▸ **What you will do**
Leaving out the pictures, transcribe all of the records faithfully.

▸ **Stored records**
★ ★ ★ ★

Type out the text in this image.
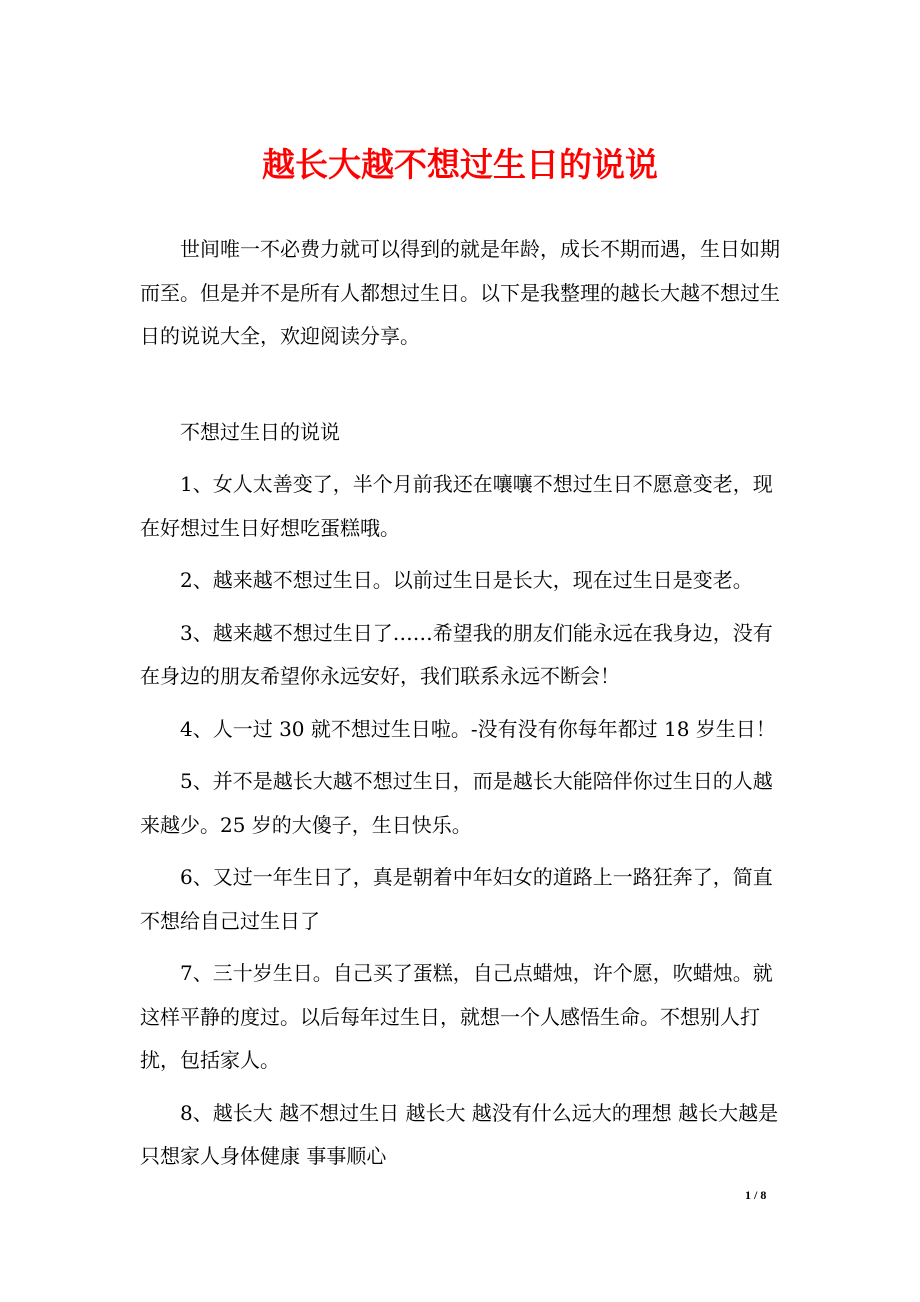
越长大越不想过生日的说说

世间唯一不必费力就可以得到的就是年龄，成长不期而遇，生日如期而至。但是并不是所有人都想过生日。以下是我整理的越长大越不想过生日的说说大全，欢迎阅读分享。

不想过生日的说说

1、女人太善变了，半个月前我还在嚷嚷不想过生日不愿意变老，现在好想过生日好想吃蛋糕哦。

2、越来越不想过生日。以前过生日是长大，现在过生日是变老。

3、越来越不想过生日了……希望我的朋友们能永远在我身边，没有在身边的朋友希望你永远安好，我们联系永远不断会！

4、人一过 30 就不想过生日啦。-没有没有你每年都过 18 岁生日！

5、并不是越长大越不想过生日，而是越长大能陪伴你过生日的人越来越少。25 岁的大傻子，生日快乐。

6、又过一年生日了，真是朝着中年妇女的道路上一路狂奔了，简直不想给自己过生日了

7、三十岁生日。自己买了蛋糕，自己点蜡烛，许个愿，吹蜡烛。就这样平静的度过。以后每年过生日，就想一个人感悟生命。不想别人打扰，包括家人。

8、越长大 越不想过生日 越长大 越没有什么远大的理想 越长大越是只想家人身体健康 事事顺心

1 / 8
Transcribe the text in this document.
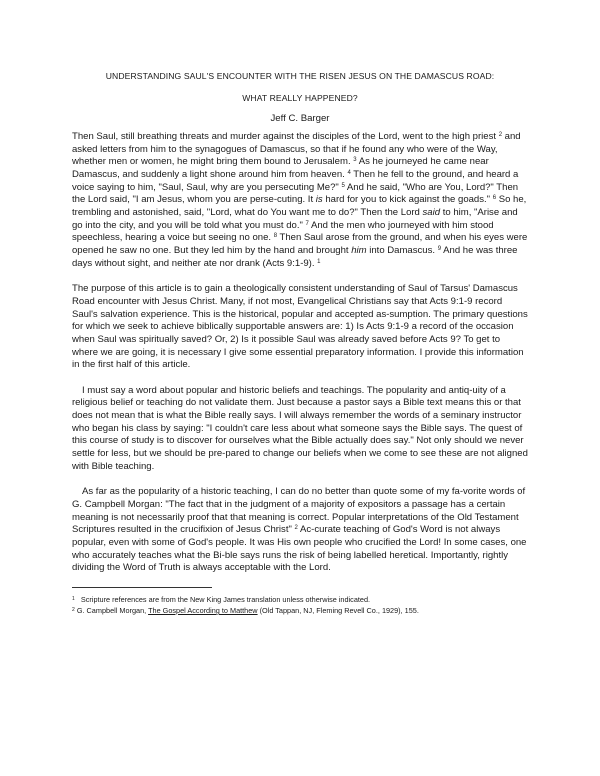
UNDERSTANDING SAUL'S ENCOUNTER WITH THE RISEN JESUS ON THE DAMASCUS ROAD:

WHAT REALLY HAPPENED?

Jeff C. Barger

Then Saul, still breathing threats and murder against the disciples of the Lord, went to the high priest $^2$ and asked letters from him to the synagogues of Damascus, so that if he found any who were of the Way, whether men or women, he might bring them bound to Jerusalem. $^3$ As he journeyed he came near Damascus, and suddenly a light shone around him from heaven. $^4$ Then he fell to the ground, and heard a voice saying to him, "Saul, Saul, why are you persecuting Me?" $^5$ And he said, "Who are You, Lord?" Then the Lord said, "I am Jesus, whom you are perse-cuting. It is hard for you to kick against the goads." $^6$ So he, trembling and astonished, said, "Lord, what do You want me to do?" Then the Lord said to him, "Arise and go into the city, and you will be told what you must do." $^7$ And the men who journeyed with him stood speechless, hearing a voice but seeing no one. $^8$ Then Saul arose from the ground, and when his eyes were opened he saw no one. But they led him by the hand and brought him into Damascus. $^9$ And he was three days without sight, and neither ate nor drank (Acts 9:1-9). $^1$

The purpose of this article is to gain a theologically consistent understanding of Saul of Tarsus' Damascus Road encounter with Jesus Christ. Many, if not most, Evangelical Christians say that Acts 9:1-9 record Saul's salvation experience. This is the historical, popular and accepted as-sumption. The primary questions for which we seek to achieve biblically supportable answers are: 1) Is Acts 9:1-9 a record of the occasion when Saul was spiritually saved? Or, 2) Is it possible Saul was already saved before Acts 9? To get to where we are going, it is necessary I give some essential preparatory information. I provide this information in the first half of this article.

I must say a word about popular and historic beliefs and teachings. The popularity and antiq-uity of a religious belief or teaching do not validate them. Just because a pastor says a Bible text means this or that does not mean that is what the Bible really says. I will always remember the words of a seminary instructor who began his class by saying: "I couldn't care less about what someone says the Bible says. The quest of this course of study is to discover for ourselves what the Bible actually does say." Not only should we never settle for less, but we should be pre-pared to change our beliefs when we come to see these are not aligned with Bible teaching.

As far as the popularity of a historic teaching, I can do no better than quote some of my fa-vorite words of G. Campbell Morgan: "The fact that in the judgment of a majority of expositors a passage has a certain meaning is not necessarily proof that that meaning is correct. Popular interpretations of the Old Testament Scriptures resulted in the crucifixion of Jesus Christ" $^2$ Ac-curate teaching of God's Word is not always popular, even with some of God's people. It was His own people who crucified the Lord! In some cases, one who accurately teaches what the Bi-ble says runs the risk of being labelled heretical. Importantly, rightly dividing the Word of Truth is always acceptable with the Lord.

$^1$ Scripture references are from the New King James translation unless otherwise indicated.

$^2$ G. Campbell Morgan, The Gospel According to Matthew (Old Tappan, NJ, Fleming Revell Co., 1929), 155.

★ ★ ★ ★

▸ **Result for this exercise**
Type out the text in this image.
越长大越不想过生日的说说

世间唯一不必费力就可以得到的就是年龄，成长不期而遇，生日如期而至。但是并不是所有人都想过生日。以下是我整理的越长大越不想过生日的说说大全，欢迎阅读分享。

不想过生日的说说

1、女人太善变了，半个月前我还在嚷嚷不想过生日不愿意变老，现在好想过生日好想吃蛋糕哦。

2、越来越不想过生日。以前过生日是长大，现在过生日是变老。

3、越来越不想过生日了……希望我的朋友们能永远在我身边，没有在身边的朋友希望你永远安好，我们联系永远不断会！

4、人一过 30 就不想过生日啦。-没有没有你每年都过 18 岁生日！

5、并不是越长大越不想过生日，而是越长大能陪伴你过生日的人越来越少。25 岁的大傻子，生日快乐。

6、又过一年生日了，真是朝着中年妇女的道路上一路狂奔了，简直不想给自己过生日了

7、三十岁生日。自己买了蛋糕，自己点蜡烛，许个愿，吹蜡烛。就这样平静的度过。以后每年过生日，就想一个人感悟生命。不想别人打扰，包括家人。

8、越长大 越不想过生日 越长大 越没有什么远大的理想 越长大越是只想家人身体健康 事事顺心

1 / 8
Transcribe the text in this document.
UNDERSTANDING SAUL'S ENCOUNTER WITH THE RISEN JESUS ON THE DAMASCUS ROAD:

WHAT REALLY HAPPENED?

Jeff C. Barger

Then Saul, still breathing threats and murder against the disciples of the Lord, went to the high priest $^2$ and asked letters from him to the synagogues of Damascus, so that if he found any who were of the Way, whether men or women, he might bring them bound to Jerusalem. $^3$ As he journeyed he came near Damascus, and suddenly a light shone around him from heaven. $^4$ Then he fell to the ground, and heard a voice saying to him, "Saul, Saul, why are you persecuting Me?" $^5$ And he said, "Who are You, Lord?" Then the Lord said, "I am Jesus, whom you are perse-cuting. It is hard for you to kick against the goads." $^6$ So he, trembling and astonished, said, "Lord, what do You want me to do?" Then the Lord said to him, "Arise and go into the city, and you will be told what you must do." $^7$ And the men who journeyed with him stood speechless, hearing a voice but seeing no one. $^8$ Then Saul arose from the ground, and when his eyes were opened he saw no one. But they led him by the hand and brought him into Damascus. $^9$ And he was three days without sight, and neither ate nor drank (Acts 9:1-9). $^1$

The purpose of this article is to gain a theologically consistent understanding of Saul of Tarsus' Damascus Road encounter with Jesus Christ. Many, if not most, Evangelical Christians say that Acts 9:1-9 record Saul's salvation experience. This is the historical, popular and accepted as-sumption. The primary questions for which we seek to achieve biblically supportable answers are: 1) Is Acts 9:1-9 a record of the occasion when Saul was spiritually saved? Or, 2) Is it possible Saul was already saved before Acts 9? To get to where we are going, it is necessary I give some essential preparatory information. I provide this information in the first half of this article.

I must say a word about popular and historic beliefs and teachings. The popularity and antiq-uity of a religious belief or teaching do not validate them. Just because a pastor says a Bible text means this or that does not mean that is what the Bible really says. I will always remember the words of a seminary instructor who began his class by saying: "I couldn't care less about what someone says the Bible says. The quest of this course of study is to discover for ourselves what the Bible actually does say." Not only should we never settle for less, but we should be pre-pared to change our beliefs when we come to see these are not aligned with Bible teaching.

As far as the popularity of a historic teaching, I can do no better than quote some of my fa-vorite words of G. Campbell Morgan: "The fact that in the judgment of a majority of expositors a passage has a certain meaning is not necessarily proof that that meaning is correct. Popular interpretations of the Old Testament Scriptures resulted in the crucifixion of Jesus Christ" $^2$ Ac-curate teaching of God's Word is not always popular, even with some of God's people. It was His own people who crucified the Lord! In some cases, one who accurately teaches what the Bi-ble says runs the risk of being labelled heretical. Importantly, rightly dividing the Word of Truth is always acceptable with the Lord.

$^1$ Scripture references are from the New King James translation unless otherwise indicated.

$^2$ G. Campbell Morgan, The Gospel According to Matthew (Old Tappan, NJ, Fleming Revell Co., 1929), 155.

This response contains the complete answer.